**What you should do:**
Below are records to repeat exactly. Omit the pictures from the copy.

**Raw data:**
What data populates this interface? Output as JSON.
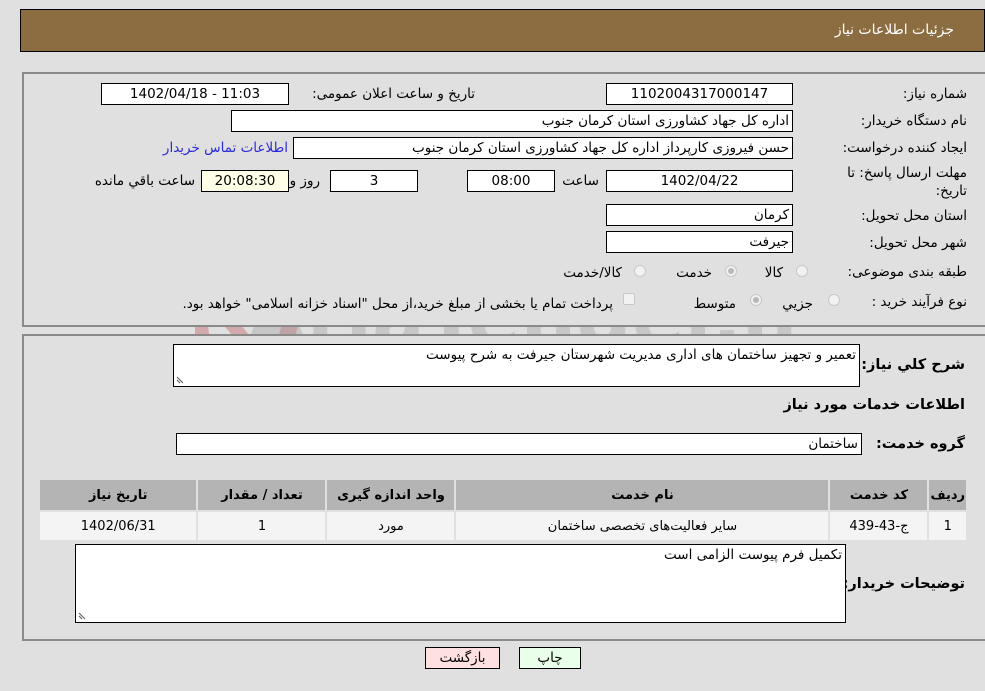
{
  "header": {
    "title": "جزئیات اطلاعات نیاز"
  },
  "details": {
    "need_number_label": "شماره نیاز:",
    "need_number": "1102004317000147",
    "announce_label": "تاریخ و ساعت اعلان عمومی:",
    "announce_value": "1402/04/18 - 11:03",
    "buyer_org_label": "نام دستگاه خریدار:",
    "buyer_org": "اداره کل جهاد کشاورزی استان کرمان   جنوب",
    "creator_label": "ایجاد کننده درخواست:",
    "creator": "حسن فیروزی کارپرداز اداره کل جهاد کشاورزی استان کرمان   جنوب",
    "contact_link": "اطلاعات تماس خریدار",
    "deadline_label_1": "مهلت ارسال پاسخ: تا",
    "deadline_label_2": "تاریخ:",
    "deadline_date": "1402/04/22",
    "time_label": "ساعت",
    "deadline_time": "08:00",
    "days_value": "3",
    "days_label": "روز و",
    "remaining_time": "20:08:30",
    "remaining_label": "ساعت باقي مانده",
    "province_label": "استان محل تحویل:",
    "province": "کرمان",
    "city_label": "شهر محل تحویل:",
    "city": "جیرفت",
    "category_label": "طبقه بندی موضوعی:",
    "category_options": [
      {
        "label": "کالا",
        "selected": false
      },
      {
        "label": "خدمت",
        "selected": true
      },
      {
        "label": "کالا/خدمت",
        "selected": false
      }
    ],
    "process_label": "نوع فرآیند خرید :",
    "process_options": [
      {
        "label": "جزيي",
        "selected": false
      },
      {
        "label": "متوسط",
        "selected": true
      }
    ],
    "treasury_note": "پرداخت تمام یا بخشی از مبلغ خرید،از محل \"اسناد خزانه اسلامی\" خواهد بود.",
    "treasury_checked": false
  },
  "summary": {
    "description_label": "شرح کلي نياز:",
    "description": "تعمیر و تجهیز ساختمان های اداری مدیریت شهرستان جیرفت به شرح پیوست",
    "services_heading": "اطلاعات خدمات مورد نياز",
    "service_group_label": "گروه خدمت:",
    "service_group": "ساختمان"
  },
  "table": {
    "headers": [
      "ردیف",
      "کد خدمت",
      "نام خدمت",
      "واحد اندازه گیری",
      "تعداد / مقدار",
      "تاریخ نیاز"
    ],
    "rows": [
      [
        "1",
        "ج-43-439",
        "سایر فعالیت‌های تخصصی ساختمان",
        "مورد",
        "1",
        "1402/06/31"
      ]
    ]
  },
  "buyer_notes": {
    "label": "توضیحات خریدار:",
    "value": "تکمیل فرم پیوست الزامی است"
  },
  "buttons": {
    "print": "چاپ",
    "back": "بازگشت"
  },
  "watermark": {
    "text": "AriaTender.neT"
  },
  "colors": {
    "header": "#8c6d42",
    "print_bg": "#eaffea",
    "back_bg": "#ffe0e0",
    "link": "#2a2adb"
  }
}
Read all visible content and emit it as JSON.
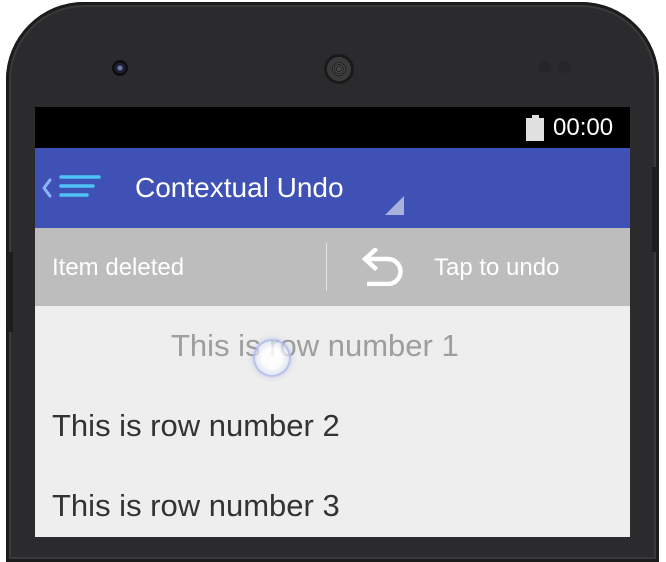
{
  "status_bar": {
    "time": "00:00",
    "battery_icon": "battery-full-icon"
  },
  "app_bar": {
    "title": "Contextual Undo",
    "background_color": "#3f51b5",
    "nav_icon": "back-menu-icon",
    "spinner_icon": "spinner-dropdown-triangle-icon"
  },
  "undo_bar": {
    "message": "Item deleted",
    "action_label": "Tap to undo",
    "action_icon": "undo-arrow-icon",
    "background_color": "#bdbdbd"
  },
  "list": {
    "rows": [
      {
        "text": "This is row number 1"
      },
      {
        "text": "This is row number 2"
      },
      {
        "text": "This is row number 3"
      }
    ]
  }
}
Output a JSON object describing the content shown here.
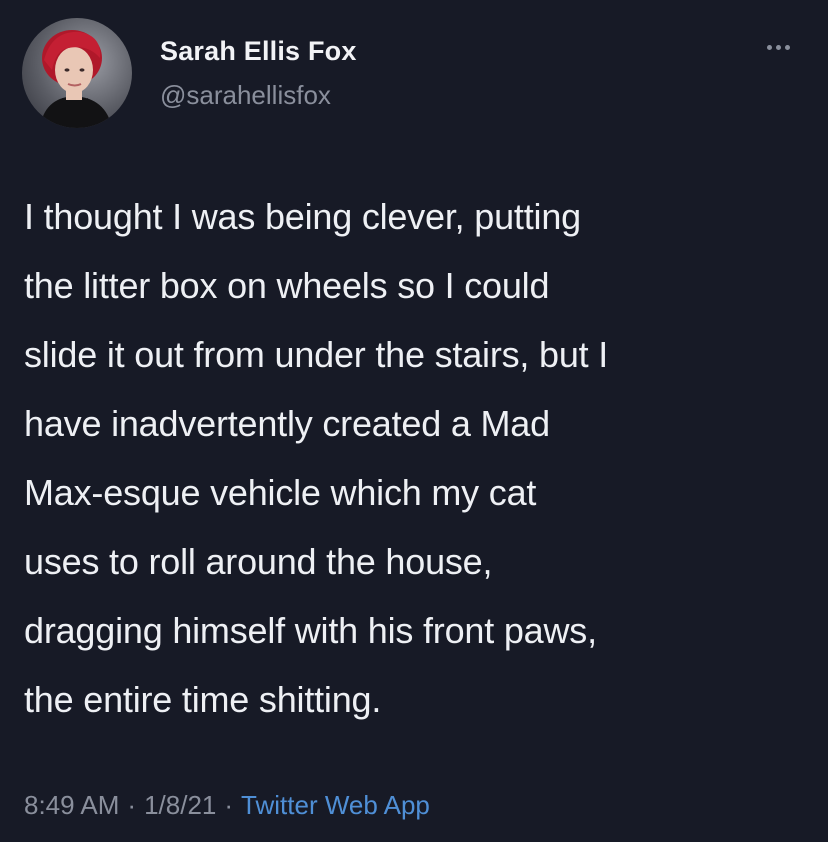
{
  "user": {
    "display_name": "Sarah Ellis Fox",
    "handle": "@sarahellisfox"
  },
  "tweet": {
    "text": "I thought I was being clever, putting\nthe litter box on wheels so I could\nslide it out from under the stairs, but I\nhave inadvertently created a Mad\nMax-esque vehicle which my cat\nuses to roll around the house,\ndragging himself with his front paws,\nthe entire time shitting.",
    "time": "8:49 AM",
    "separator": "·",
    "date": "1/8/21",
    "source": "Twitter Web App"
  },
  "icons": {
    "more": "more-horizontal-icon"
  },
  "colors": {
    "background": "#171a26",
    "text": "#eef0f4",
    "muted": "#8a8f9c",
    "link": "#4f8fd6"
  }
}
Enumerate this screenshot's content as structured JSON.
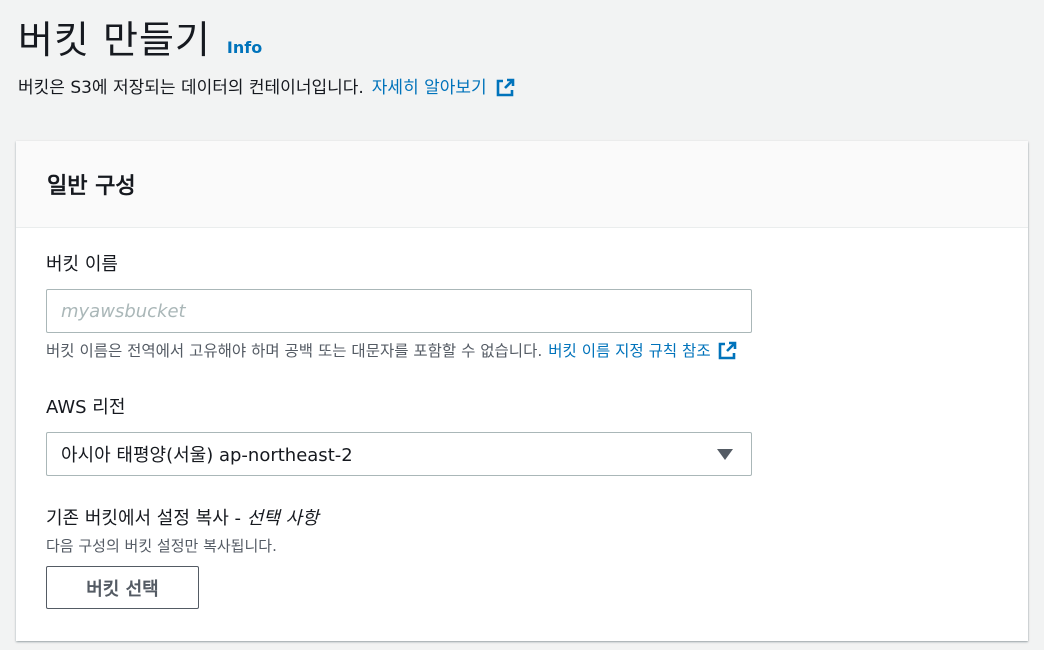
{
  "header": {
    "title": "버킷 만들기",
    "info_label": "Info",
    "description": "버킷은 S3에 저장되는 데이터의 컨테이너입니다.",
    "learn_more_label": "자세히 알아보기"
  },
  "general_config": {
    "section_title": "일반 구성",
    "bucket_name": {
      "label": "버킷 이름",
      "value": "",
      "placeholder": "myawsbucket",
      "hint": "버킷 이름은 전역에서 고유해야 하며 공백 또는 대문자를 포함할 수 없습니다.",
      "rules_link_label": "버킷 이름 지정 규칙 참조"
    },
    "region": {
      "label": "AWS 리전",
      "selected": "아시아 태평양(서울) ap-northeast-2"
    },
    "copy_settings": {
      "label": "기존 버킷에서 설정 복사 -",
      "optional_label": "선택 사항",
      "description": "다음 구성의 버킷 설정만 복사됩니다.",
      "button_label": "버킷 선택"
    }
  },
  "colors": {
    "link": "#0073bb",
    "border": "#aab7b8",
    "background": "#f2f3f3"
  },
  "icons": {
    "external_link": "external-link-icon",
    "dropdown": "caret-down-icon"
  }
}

**Response:**
What data populates this interface? Output as JSON.
{
  "header": {
    "title": "جزئیات اطلاعات نیاز"
  },
  "details": {
    "need_number_label": "شماره نیاز:",
    "need_number": "1102004317000147",
    "announce_label": "تاریخ و ساعت اعلان عمومی:",
    "announce_value": "1402/04/18 - 11:03",
    "buyer_org_label": "نام دستگاه خریدار:",
    "buyer_org": "اداره کل جهاد کشاورزی استان کرمان   جنوب",
    "creator_label": "ایجاد کننده درخواست:",
    "creator": "حسن فیروزی کارپرداز اداره کل جهاد کشاورزی استان کرمان   جنوب",
    "contact_link": "اطلاعات تماس خریدار",
    "deadline_label_1": "مهلت ارسال پاسخ: تا",
    "deadline_label_2": "تاریخ:",
    "deadline_date": "1402/04/22",
    "time_label": "ساعت",
    "deadline_time": "08:00",
    "days_value": "3",
    "days_label": "روز و",
    "remaining_time": "20:08:30",
    "remaining_label": "ساعت باقي مانده",
    "province_label": "استان محل تحویل:",
    "province": "کرمان",
    "city_label": "شهر محل تحویل:",
    "city": "جیرفت",
    "category_label": "طبقه بندی موضوعی:",
    "category_options": [
      {
        "label": "کالا",
        "selected": false
      },
      {
        "label": "خدمت",
        "selected": true
      },
      {
        "label": "کالا/خدمت",
        "selected": false
      }
    ],
    "process_label": "نوع فرآیند خرید :",
    "process_options": [
      {
        "label": "جزيي",
        "selected": false
      },
      {
        "label": "متوسط",
        "selected": true
      }
    ],
    "treasury_note": "پرداخت تمام یا بخشی از مبلغ خرید،از محل \"اسناد خزانه اسلامی\" خواهد بود.",
    "treasury_checked": false
  },
  "summary": {
    "description_label": "شرح کلي نياز:",
    "description": "تعمیر و تجهیز ساختمان های اداری مدیریت شهرستان جیرفت به شرح پیوست",
    "services_heading": "اطلاعات خدمات مورد نياز",
    "service_group_label": "گروه خدمت:",
    "service_group": "ساختمان"
  },
  "table": {
    "headers": [
      "ردیف",
      "کد خدمت",
      "نام خدمت",
      "واحد اندازه گیری",
      "تعداد / مقدار",
      "تاریخ نیاز"
    ],
    "rows": [
      [
        "1",
        "ج-43-439",
        "سایر فعالیت‌های تخصصی ساختمان",
        "مورد",
        "1",
        "1402/06/31"
      ]
    ]
  },
  "buyer_notes": {
    "label": "توضیحات خریدار:",
    "value": "تکمیل فرم پیوست الزامی است"
  },
  "buttons": {
    "print": "چاپ",
    "back": "بازگشت"
  },
  "watermark": {
    "text": "AriaTender.neT"
  },
  "colors": {
    "header": "#8c6d42",
    "print_bg": "#eaffea",
    "back_bg": "#ffe0e0",
    "link": "#2a2adb"
  }
}
Read all visible content and emit it as JSON.
{
  "status_bar": {
    "time": "00:00",
    "battery_icon": "battery-full-icon"
  },
  "app_bar": {
    "title": "Contextual Undo",
    "background_color": "#3f51b5",
    "nav_icon": "back-menu-icon",
    "spinner_icon": "spinner-dropdown-triangle-icon"
  },
  "undo_bar": {
    "message": "Item deleted",
    "action_label": "Tap to undo",
    "action_icon": "undo-arrow-icon",
    "background_color": "#bdbdbd"
  },
  "list": {
    "rows": [
      {
        "text": "This is row number 1"
      },
      {
        "text": "This is row number 2"
      },
      {
        "text": "This is row number 3"
      }
    ]
  }
}
Output a JSON object describing the content shown here.
{
  "user": {
    "display_name": "Sarah Ellis Fox",
    "handle": "@sarahellisfox"
  },
  "tweet": {
    "text": "I thought I was being clever, putting\nthe litter box on wheels so I could\nslide it out from under the stairs, but I\nhave inadvertently created a Mad\nMax-esque vehicle which my cat\nuses to roll around the house,\ndragging himself with his front paws,\nthe entire time shitting.",
    "time": "8:49 AM",
    "separator": "·",
    "date": "1/8/21",
    "source": "Twitter Web App"
  },
  "icons": {
    "more": "more-horizontal-icon"
  },
  "colors": {
    "background": "#171a26",
    "text": "#eef0f4",
    "muted": "#8a8f9c",
    "link": "#4f8fd6"
  }
}
Enumerate this screenshot's content as structured JSON.
{
  "header": {
    "title": "버킷 만들기",
    "info_label": "Info",
    "description": "버킷은 S3에 저장되는 데이터의 컨테이너입니다.",
    "learn_more_label": "자세히 알아보기"
  },
  "general_config": {
    "section_title": "일반 구성",
    "bucket_name": {
      "label": "버킷 이름",
      "value": "",
      "placeholder": "myawsbucket",
      "hint": "버킷 이름은 전역에서 고유해야 하며 공백 또는 대문자를 포함할 수 없습니다.",
      "rules_link_label": "버킷 이름 지정 규칙 참조"
    },
    "region": {
      "label": "AWS 리전",
      "selected": "아시아 태평양(서울) ap-northeast-2"
    },
    "copy_settings": {
      "label": "기존 버킷에서 설정 복사 -",
      "optional_label": "선택 사항",
      "description": "다음 구성의 버킷 설정만 복사됩니다.",
      "button_label": "버킷 선택"
    }
  },
  "colors": {
    "link": "#0073bb",
    "border": "#aab7b8",
    "background": "#f2f3f3"
  },
  "icons": {
    "external_link": "external-link-icon",
    "dropdown": "caret-down-icon"
  }
}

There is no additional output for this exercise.